Problem statement | Repeat each entry exactly and drop the pictures.

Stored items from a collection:
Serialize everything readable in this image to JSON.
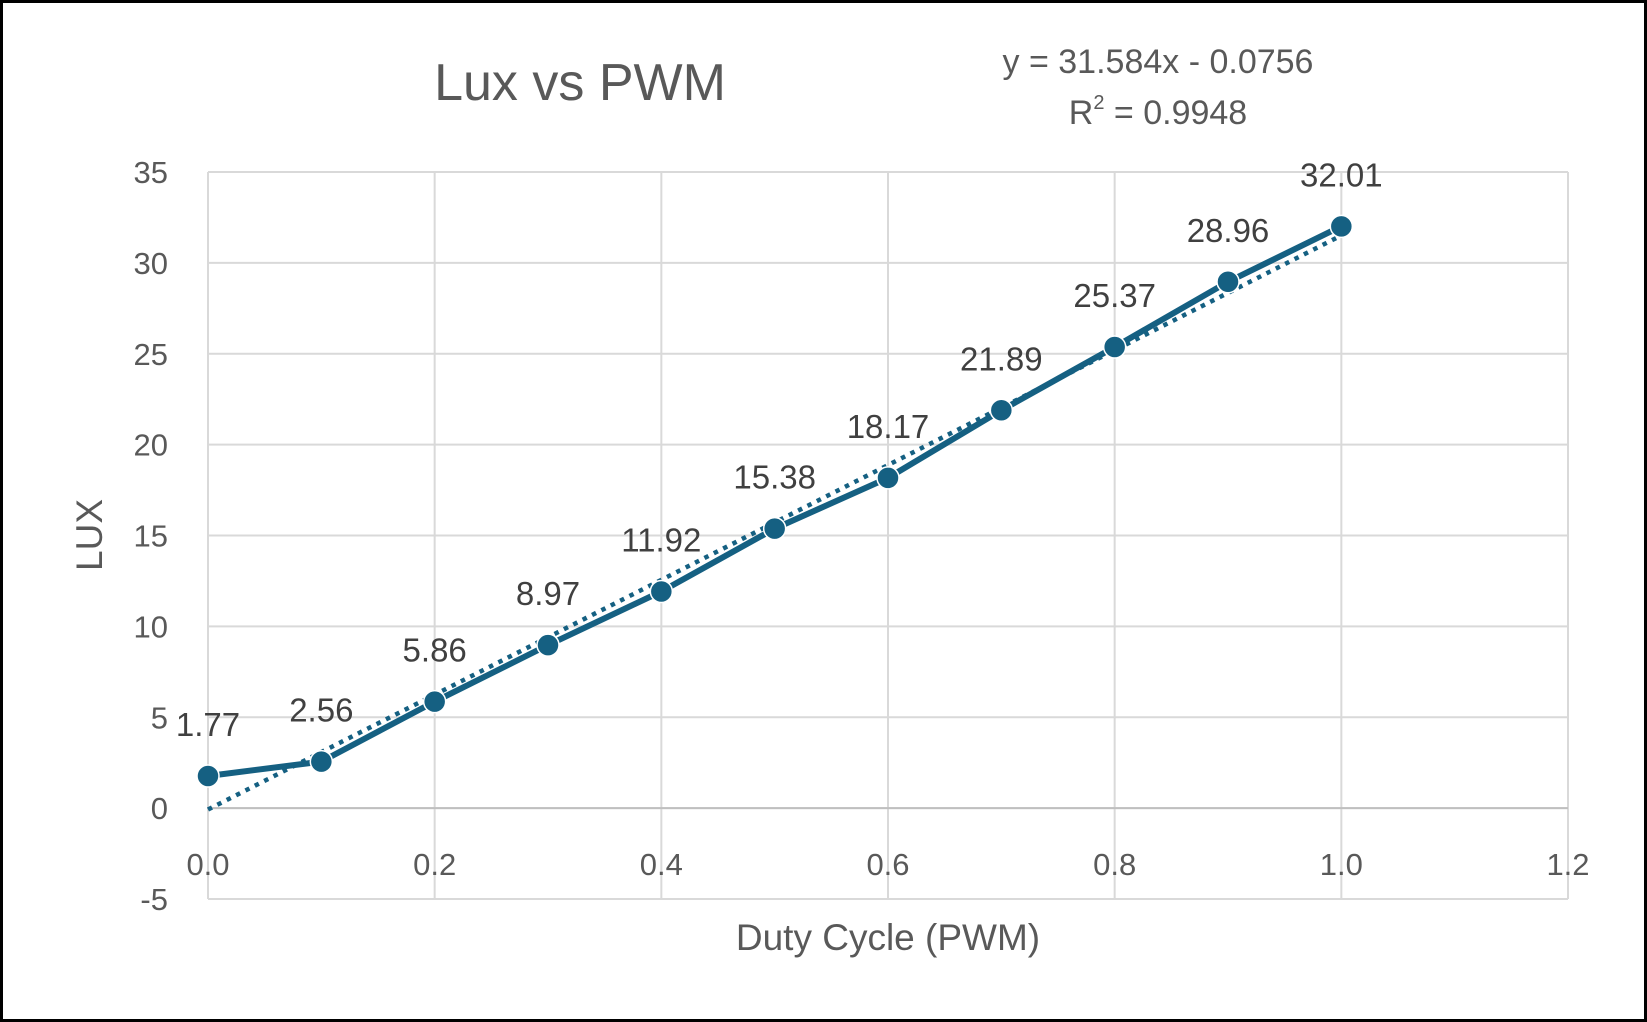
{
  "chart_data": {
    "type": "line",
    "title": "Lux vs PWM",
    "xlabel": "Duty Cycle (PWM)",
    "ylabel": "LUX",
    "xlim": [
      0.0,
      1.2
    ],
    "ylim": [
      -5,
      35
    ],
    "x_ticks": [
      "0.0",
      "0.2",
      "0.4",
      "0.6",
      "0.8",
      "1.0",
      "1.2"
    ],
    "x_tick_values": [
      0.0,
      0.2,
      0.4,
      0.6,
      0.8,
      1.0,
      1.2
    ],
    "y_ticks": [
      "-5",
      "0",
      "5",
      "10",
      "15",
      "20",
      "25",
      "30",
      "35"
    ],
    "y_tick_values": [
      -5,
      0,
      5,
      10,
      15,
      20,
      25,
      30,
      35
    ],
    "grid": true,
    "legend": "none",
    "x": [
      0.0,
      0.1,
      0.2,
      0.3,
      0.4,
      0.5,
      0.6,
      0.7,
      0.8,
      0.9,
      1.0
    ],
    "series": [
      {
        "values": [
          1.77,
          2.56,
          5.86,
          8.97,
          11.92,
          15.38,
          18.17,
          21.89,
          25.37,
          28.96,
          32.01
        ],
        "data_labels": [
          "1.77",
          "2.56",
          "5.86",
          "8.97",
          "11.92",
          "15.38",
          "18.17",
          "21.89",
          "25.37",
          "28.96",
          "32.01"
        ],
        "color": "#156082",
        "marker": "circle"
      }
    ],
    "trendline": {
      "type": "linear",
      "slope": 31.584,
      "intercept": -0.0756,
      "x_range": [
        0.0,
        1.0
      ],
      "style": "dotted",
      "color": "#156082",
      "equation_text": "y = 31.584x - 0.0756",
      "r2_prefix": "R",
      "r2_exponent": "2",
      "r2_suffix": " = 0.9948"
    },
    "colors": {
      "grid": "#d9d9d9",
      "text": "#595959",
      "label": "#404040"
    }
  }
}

The result |
Serialize everything readable in this image to JSON.
{
  "chart_data": {
    "type": "line",
    "title": "Lux vs PWM",
    "xlabel": "Duty Cycle (PWM)",
    "ylabel": "LUX",
    "xlim": [
      0.0,
      1.2
    ],
    "ylim": [
      -5,
      35
    ],
    "x_ticks": [
      "0.0",
      "0.2",
      "0.4",
      "0.6",
      "0.8",
      "1.0",
      "1.2"
    ],
    "x_tick_values": [
      0.0,
      0.2,
      0.4,
      0.6,
      0.8,
      1.0,
      1.2
    ],
    "y_ticks": [
      "-5",
      "0",
      "5",
      "10",
      "15",
      "20",
      "25",
      "30",
      "35"
    ],
    "y_tick_values": [
      -5,
      0,
      5,
      10,
      15,
      20,
      25,
      30,
      35
    ],
    "grid": true,
    "legend": "none",
    "x": [
      0.0,
      0.1,
      0.2,
      0.3,
      0.4,
      0.5,
      0.6,
      0.7,
      0.8,
      0.9,
      1.0
    ],
    "series": [
      {
        "values": [
          1.77,
          2.56,
          5.86,
          8.97,
          11.92,
          15.38,
          18.17,
          21.89,
          25.37,
          28.96,
          32.01
        ],
        "data_labels": [
          "1.77",
          "2.56",
          "5.86",
          "8.97",
          "11.92",
          "15.38",
          "18.17",
          "21.89",
          "25.37",
          "28.96",
          "32.01"
        ],
        "color": "#156082",
        "marker": "circle"
      }
    ],
    "trendline": {
      "type": "linear",
      "slope": 31.584,
      "intercept": -0.0756,
      "x_range": [
        0.0,
        1.0
      ],
      "style": "dotted",
      "color": "#156082",
      "equation_text": "y = 31.584x - 0.0756",
      "r2_prefix": "R",
      "r2_exponent": "2",
      "r2_suffix": " = 0.9948"
    },
    "colors": {
      "grid": "#d9d9d9",
      "text": "#595959",
      "label": "#404040"
    }
  }
}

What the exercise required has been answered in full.